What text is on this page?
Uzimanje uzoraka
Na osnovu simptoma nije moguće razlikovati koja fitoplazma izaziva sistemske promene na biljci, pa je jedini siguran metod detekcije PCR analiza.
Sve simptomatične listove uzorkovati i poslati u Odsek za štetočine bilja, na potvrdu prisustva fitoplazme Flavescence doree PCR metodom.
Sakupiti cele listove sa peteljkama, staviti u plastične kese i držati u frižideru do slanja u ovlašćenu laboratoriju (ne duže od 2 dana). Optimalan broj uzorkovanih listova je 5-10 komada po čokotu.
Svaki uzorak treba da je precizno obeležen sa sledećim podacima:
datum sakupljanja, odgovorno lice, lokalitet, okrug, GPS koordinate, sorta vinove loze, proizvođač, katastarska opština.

| Short task |
Track down the lines that include the word "listove" and copy them.

| Right answer |
Sve simptomatične listove uzorkovati i poslati u Odsek za štetočine bilja, na potvrdu prisustva fitoplazme Flavescence doree PCR metodom.
Sakupiti cele listove sa peteljkama, staviti u plastične kese i držati u frižideru do slanja u ovlašćenu laboratoriju (ne duže od 2 dana). Optimalan broj uzorkovanih listova je 5-10 komada po čokotu.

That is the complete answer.